⟨

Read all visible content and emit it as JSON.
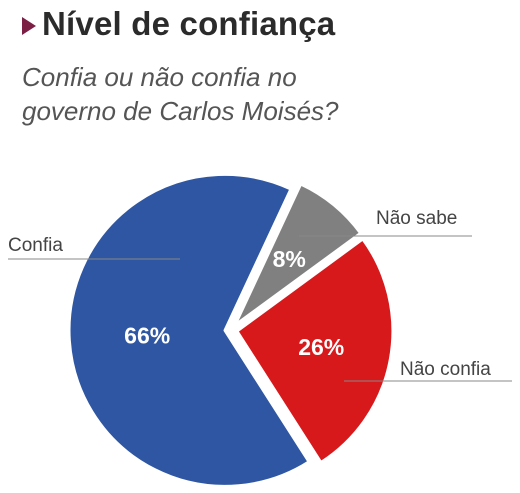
{
  "title": "Nível de confiança",
  "subtitle_lines": [
    "Confia ou não confia no",
    "governo de Carlos Moisés?"
  ],
  "colors": {
    "title_marker": "#7b1f45",
    "title_text": "#2b2b2b",
    "subtitle_text": "#555555",
    "leader_line": "#888888"
  },
  "chart_data": {
    "type": "pie",
    "title": "Nível de confiança",
    "subtitle": "Confia ou não confia no governo de Carlos Moisés?",
    "unit": "%",
    "slices": [
      {
        "label": "Não sabe",
        "value": 8,
        "value_label": "8%",
        "color": "#808080"
      },
      {
        "label": "Não confia",
        "value": 26,
        "value_label": "26%",
        "color": "#d7191c"
      },
      {
        "label": "Confia",
        "value": 66,
        "value_label": "66%",
        "color": "#2e56a2"
      }
    ]
  }
}
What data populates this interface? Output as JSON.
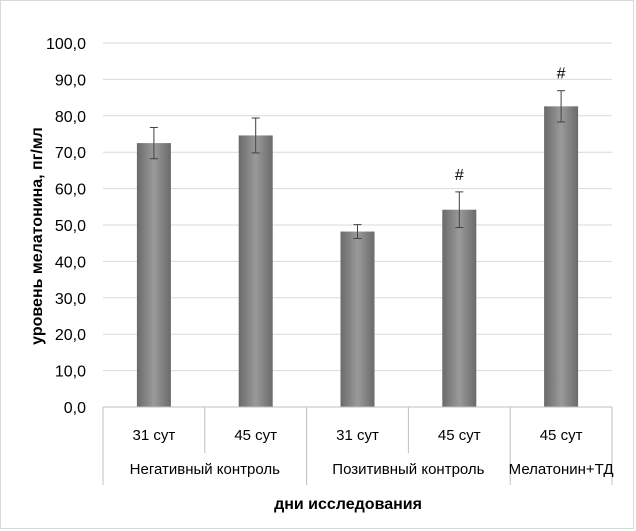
{
  "chart_data": {
    "type": "bar",
    "title": "",
    "xlabel": "дни исследования",
    "ylabel": "уровень мелатонина, пг/мл",
    "ylim": [
      0,
      100
    ],
    "y_ticks": [
      "0,0",
      "10,0",
      "20,0",
      "30,0",
      "40,0",
      "50,0",
      "60,0",
      "70,0",
      "80,0",
      "90,0",
      "100,0"
    ],
    "grid": true,
    "legend": "none",
    "groups": [
      {
        "label": "Негативный контроль",
        "categories": [
          "31 сут",
          "45 сут"
        ]
      },
      {
        "label": "Позитивный  контроль",
        "categories": [
          "31 сут",
          "45 сут"
        ]
      },
      {
        "label": "Мелатонин+ТД",
        "categories": [
          "45 сут"
        ]
      }
    ],
    "categories": [
      "31 сут",
      "45 сут",
      "31 сут",
      "45 сут",
      "45 сут"
    ],
    "values": [
      72.5,
      74.6,
      48.2,
      54.2,
      82.6
    ],
    "errors": [
      4.3,
      4.8,
      1.9,
      4.9,
      4.3
    ],
    "annotations": [
      "",
      "",
      "",
      "#",
      "#"
    ],
    "colors": {
      "bar_edge": "#6a6a6a",
      "bar_center": "#9a9a9a",
      "grid": "#d9d9d9",
      "error": "#404040"
    }
  }
}
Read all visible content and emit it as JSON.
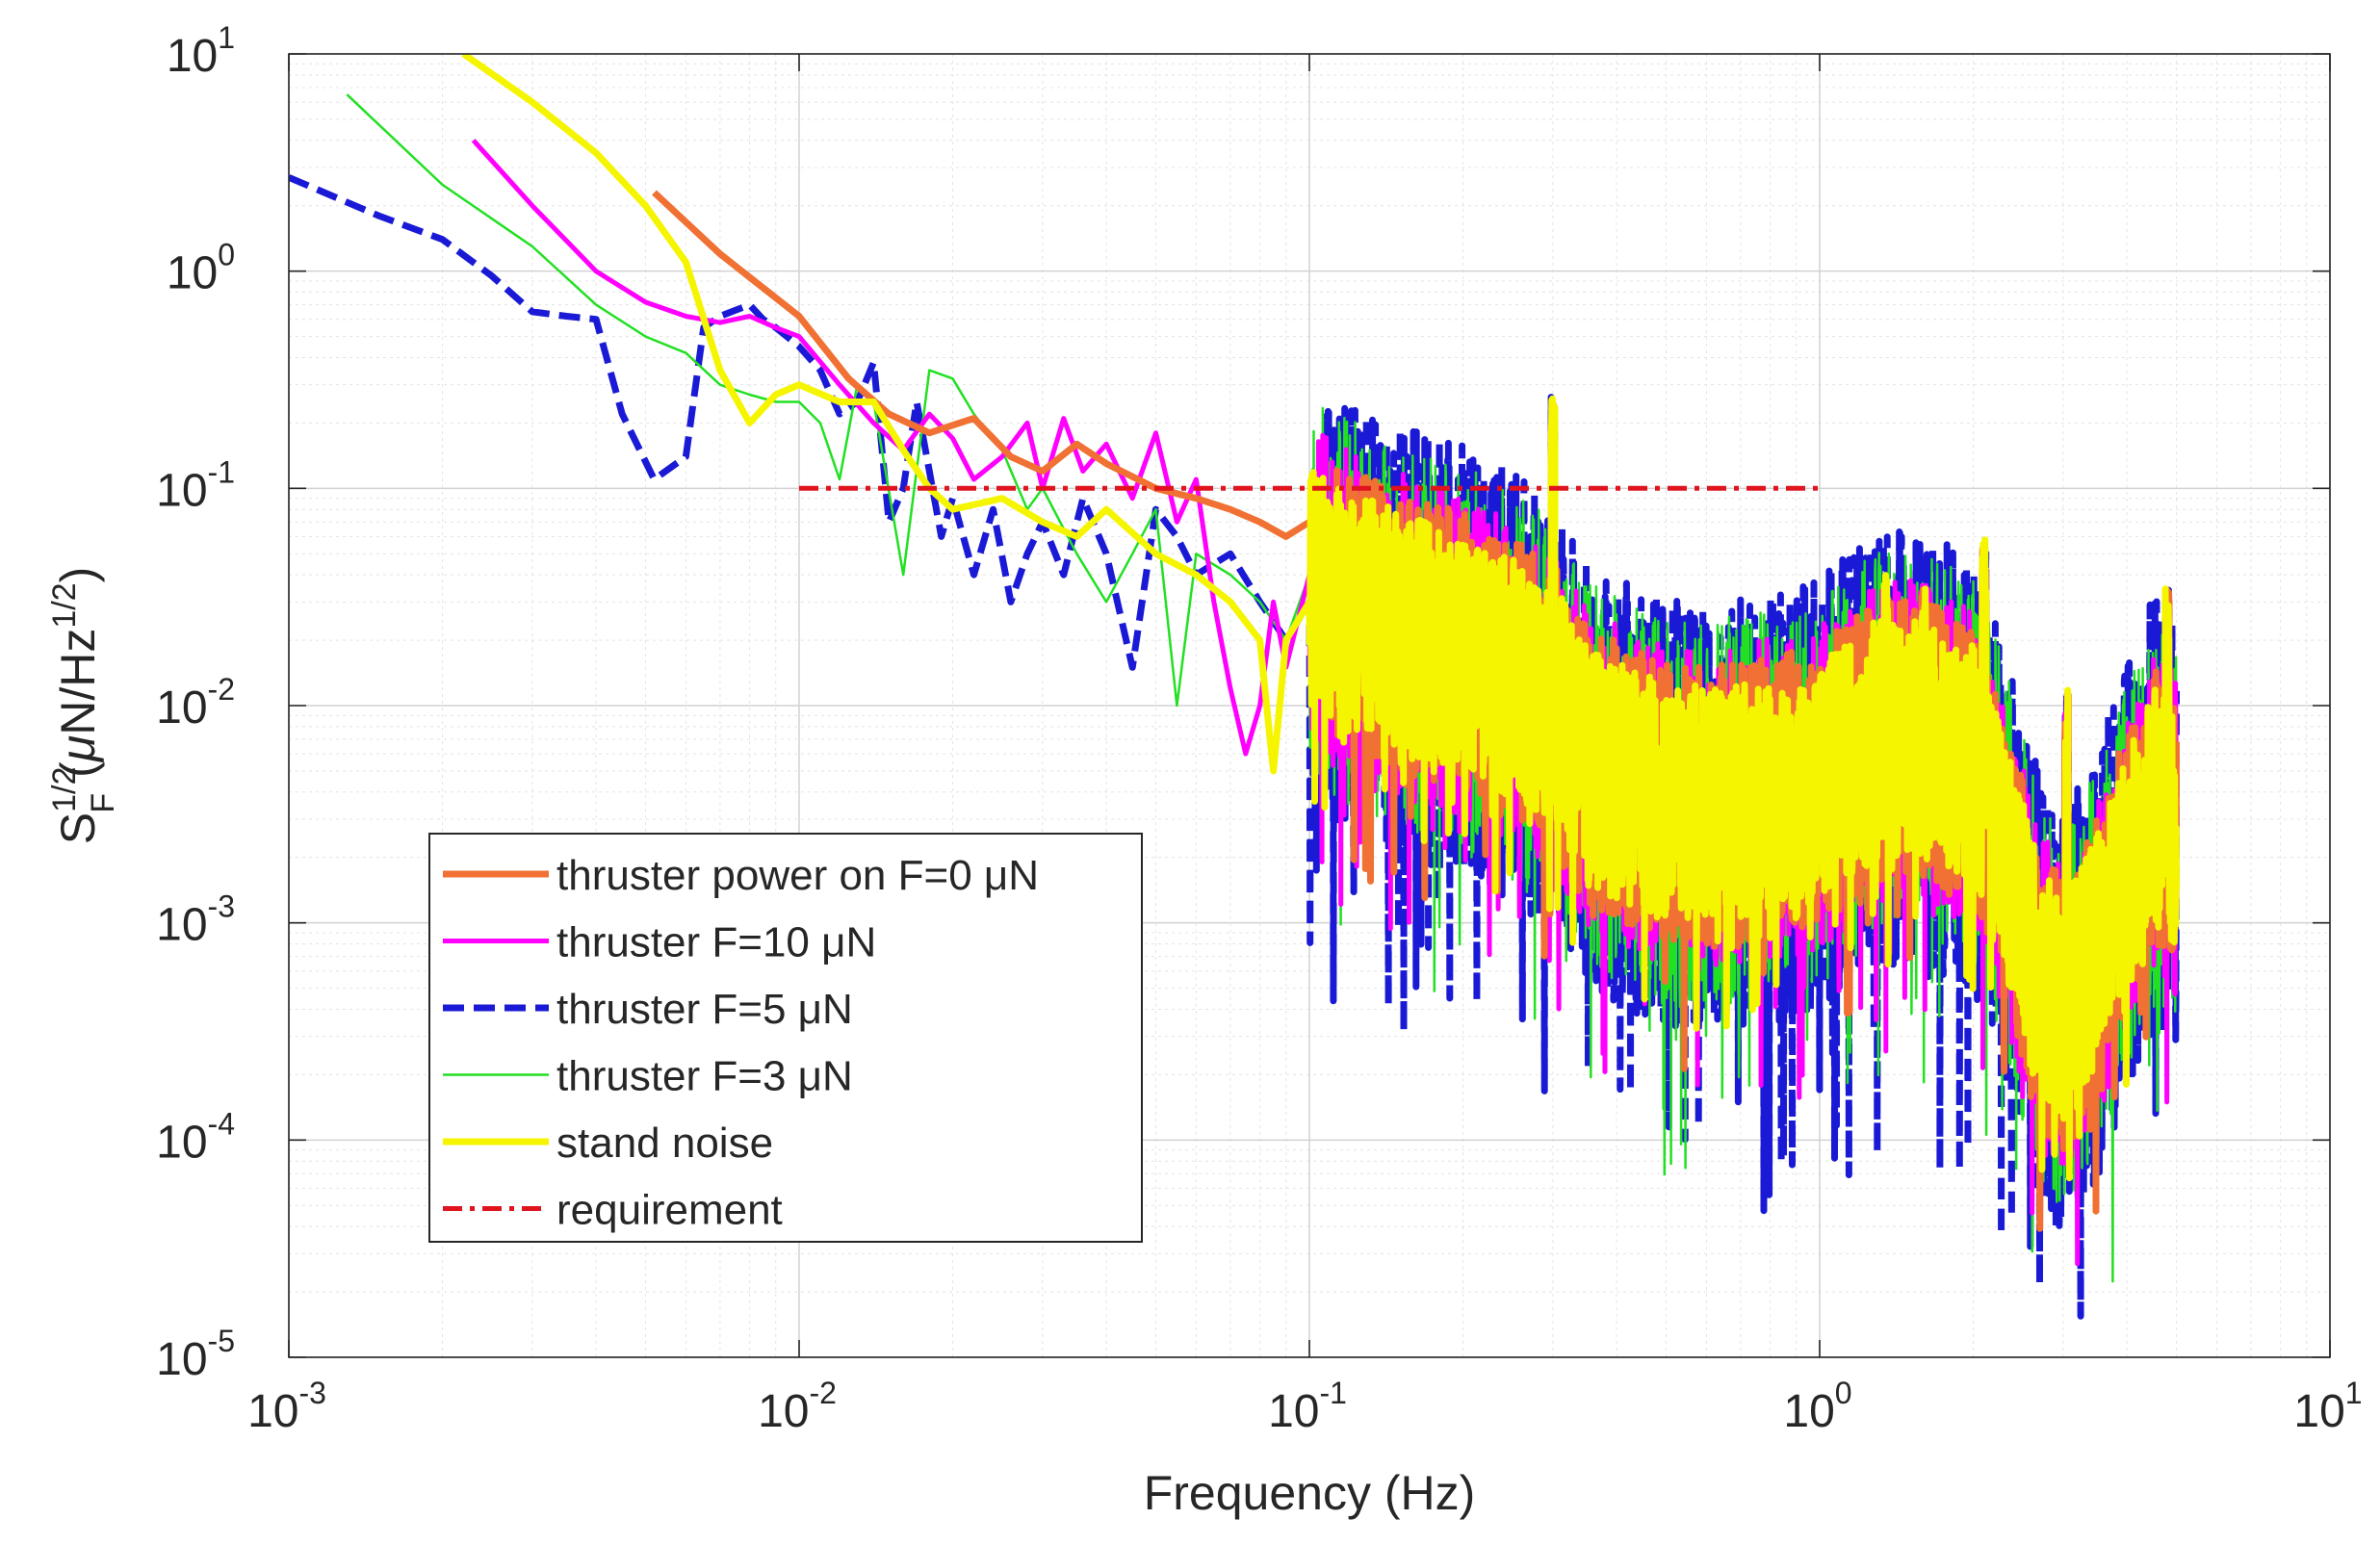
{
  "chart_data": {
    "type": "line",
    "scale": {
      "x": "log",
      "y": "log"
    },
    "xlim": [
      0.001,
      10
    ],
    "ylim": [
      1e-05,
      10
    ],
    "xlabel": "Frequency (Hz)",
    "ylabel": {
      "base": "S",
      "sup": "1/2",
      "sub": "F",
      "mu": "μ",
      "unit": "N/Hz",
      "unit_sup": "1/2",
      "open": "(",
      "close": ")"
    },
    "grid": true,
    "minor_grid": true,
    "x_ticks": [
      {
        "base": "10",
        "exp": "-3",
        "value": 0.001
      },
      {
        "base": "10",
        "exp": "-2",
        "value": 0.01
      },
      {
        "base": "10",
        "exp": "-1",
        "value": 0.1
      },
      {
        "base": "10",
        "exp": "0",
        "value": 1
      },
      {
        "base": "10",
        "exp": "1",
        "value": 10
      }
    ],
    "y_ticks": [
      {
        "base": "10",
        "exp": "-5",
        "value": 1e-05
      },
      {
        "base": "10",
        "exp": "-4",
        "value": 0.0001
      },
      {
        "base": "10",
        "exp": "-3",
        "value": 0.001
      },
      {
        "base": "10",
        "exp": "-2",
        "value": 0.01
      },
      {
        "base": "10",
        "exp": "-1",
        "value": 0.1
      },
      {
        "base": "10",
        "exp": "0",
        "value": 1
      },
      {
        "base": "10",
        "exp": "1",
        "value": 10
      }
    ],
    "legend_location": "lower-left",
    "series": [
      {
        "name": "thruster power on F=0 μN",
        "color": "#f07133",
        "dash": "solid",
        "weight": "heavy",
        "x": [
          0.0052,
          0.007,
          0.01,
          0.0125,
          0.015,
          0.018,
          0.022,
          0.026,
          0.03,
          0.035,
          0.04,
          0.05,
          0.06,
          0.07,
          0.08,
          0.09,
          0.1,
          0.11
        ],
        "y": [
          2.3,
          1.2,
          0.62,
          0.32,
          0.22,
          0.18,
          0.21,
          0.14,
          0.12,
          0.16,
          0.13,
          0.1,
          0.09,
          0.08,
          0.07,
          0.06,
          0.07,
          0.05
        ],
        "noise": {
          "f_start": 0.11,
          "f_end": 5.0,
          "count": 2200,
          "spread": 0.65,
          "seed": 11
        }
      },
      {
        "name": "thruster F=10 μN",
        "color": "#ff00ff",
        "dash": "solid",
        "weight": "medium",
        "x": [
          0.0023,
          0.003,
          0.004,
          0.005,
          0.006,
          0.007,
          0.008,
          0.009,
          0.01,
          0.012,
          0.014,
          0.016,
          0.018,
          0.02,
          0.022,
          0.025,
          0.028,
          0.03,
          0.033,
          0.036,
          0.04,
          0.045,
          0.05,
          0.055,
          0.06,
          0.065,
          0.07,
          0.075,
          0.08,
          0.085,
          0.09,
          0.1
        ],
        "y": [
          4.0,
          2.0,
          1.0,
          0.72,
          0.62,
          0.58,
          0.62,
          0.55,
          0.5,
          0.3,
          0.2,
          0.15,
          0.22,
          0.17,
          0.11,
          0.14,
          0.2,
          0.1,
          0.21,
          0.12,
          0.16,
          0.09,
          0.18,
          0.07,
          0.11,
          0.03,
          0.012,
          0.006,
          0.01,
          0.03,
          0.015,
          0.04
        ],
        "noise": {
          "f_start": 0.1,
          "f_end": 5.0,
          "count": 2200,
          "spread": 0.75,
          "seed": 23
        }
      },
      {
        "name": "thruster F=5 μN",
        "color": "#1a1ad6",
        "dash": "dashed",
        "weight": "heavy",
        "x": [
          0.001,
          0.0015,
          0.002,
          0.0025,
          0.003,
          0.0035,
          0.004,
          0.0045,
          0.0052,
          0.006,
          0.0065,
          0.007,
          0.008,
          0.0085,
          0.009,
          0.01,
          0.011,
          0.012,
          0.013,
          0.014,
          0.015,
          0.016,
          0.017,
          0.018,
          0.019,
          0.02,
          0.022,
          0.024,
          0.026,
          0.028,
          0.03,
          0.033,
          0.036,
          0.04,
          0.045,
          0.05,
          0.055,
          0.06,
          0.07,
          0.08,
          0.09,
          0.1
        ],
        "y": [
          2.7,
          1.8,
          1.4,
          0.95,
          0.65,
          0.62,
          0.6,
          0.22,
          0.11,
          0.14,
          0.55,
          0.62,
          0.7,
          0.6,
          0.55,
          0.45,
          0.35,
          0.22,
          0.25,
          0.38,
          0.07,
          0.1,
          0.25,
          0.12,
          0.06,
          0.09,
          0.04,
          0.08,
          0.03,
          0.05,
          0.07,
          0.04,
          0.09,
          0.05,
          0.015,
          0.08,
          0.06,
          0.04,
          0.05,
          0.03,
          0.02,
          0.03
        ],
        "noise": {
          "f_start": 0.1,
          "f_end": 5.0,
          "count": 2600,
          "spread": 1.0,
          "seed": 37
        }
      },
      {
        "name": "thruster F=3 μN",
        "color": "#22e022",
        "dash": "solid",
        "weight": "light",
        "x": [
          0.0013,
          0.002,
          0.003,
          0.004,
          0.005,
          0.006,
          0.007,
          0.008,
          0.009,
          0.01,
          0.011,
          0.012,
          0.013,
          0.014,
          0.016,
          0.018,
          0.02,
          0.022,
          0.025,
          0.028,
          0.03,
          0.035,
          0.04,
          0.045,
          0.05,
          0.055,
          0.06,
          0.07,
          0.08,
          0.09,
          0.1
        ],
        "y": [
          6.5,
          2.5,
          1.3,
          0.7,
          0.5,
          0.42,
          0.3,
          0.27,
          0.25,
          0.25,
          0.2,
          0.11,
          0.3,
          0.25,
          0.04,
          0.35,
          0.32,
          0.22,
          0.15,
          0.08,
          0.1,
          0.05,
          0.03,
          0.05,
          0.08,
          0.01,
          0.05,
          0.04,
          0.03,
          0.02,
          0.04
        ],
        "noise": {
          "f_start": 0.1,
          "f_end": 5.0,
          "count": 2400,
          "spread": 0.9,
          "seed": 53
        }
      },
      {
        "name": "stand noise",
        "color": "#f5f500",
        "dash": "solid",
        "weight": "heavy",
        "x": [
          0.0022,
          0.003,
          0.004,
          0.005,
          0.006,
          0.007,
          0.008,
          0.009,
          0.01,
          0.012,
          0.014,
          0.016,
          0.018,
          0.02,
          0.025,
          0.03,
          0.035,
          0.04,
          0.05,
          0.06,
          0.07,
          0.08,
          0.085,
          0.09,
          0.1
        ],
        "y": [
          10.0,
          6.0,
          3.5,
          2.0,
          1.1,
          0.35,
          0.2,
          0.27,
          0.3,
          0.25,
          0.25,
          0.15,
          0.1,
          0.08,
          0.09,
          0.07,
          0.06,
          0.08,
          0.05,
          0.04,
          0.03,
          0.02,
          0.005,
          0.02,
          0.03
        ],
        "noise": {
          "f_start": 0.1,
          "f_end": 5.0,
          "count": 2600,
          "spread": 0.55,
          "seed": 71
        }
      },
      {
        "name": "requirement",
        "color": "#e0141e",
        "dash": "dashdot",
        "weight": "medium",
        "x": [
          0.01,
          1.0
        ],
        "y": [
          0.1,
          0.1
        ]
      }
    ],
    "noise_profile": {
      "f": [
        0.1,
        0.15,
        0.2,
        0.3,
        0.35,
        0.5,
        0.7,
        1.0,
        1.3,
        1.6,
        2.0,
        2.3,
        2.7,
        3.0,
        3.5,
        4.0,
        4.5,
        5.0
      ],
      "level": [
        0.04,
        0.025,
        0.02,
        0.012,
        0.006,
        0.004,
        0.004,
        0.005,
        0.008,
        0.008,
        0.006,
        0.0025,
        0.0006,
        0.0004,
        0.0008,
        0.002,
        0.004,
        0.003
      ]
    },
    "peaks": [
      {
        "f": 0.3,
        "y": 0.27
      },
      {
        "f": 1.35,
        "y": 0.04
      },
      {
        "f": 1.6,
        "y": 0.035
      },
      {
        "f": 2.1,
        "y": 0.06
      },
      {
        "f": 3.05,
        "y": 0.012
      },
      {
        "f": 4.8,
        "y": 0.035
      }
    ]
  }
}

⟩

■ **REQUIRED WORK**: Copy each line of the preceding data that contains the string "ylabel".

■ **FINISHED EXERCISE**:
    "ylabel": "уровень мелатонина, пг/мл",
    "ylabel": {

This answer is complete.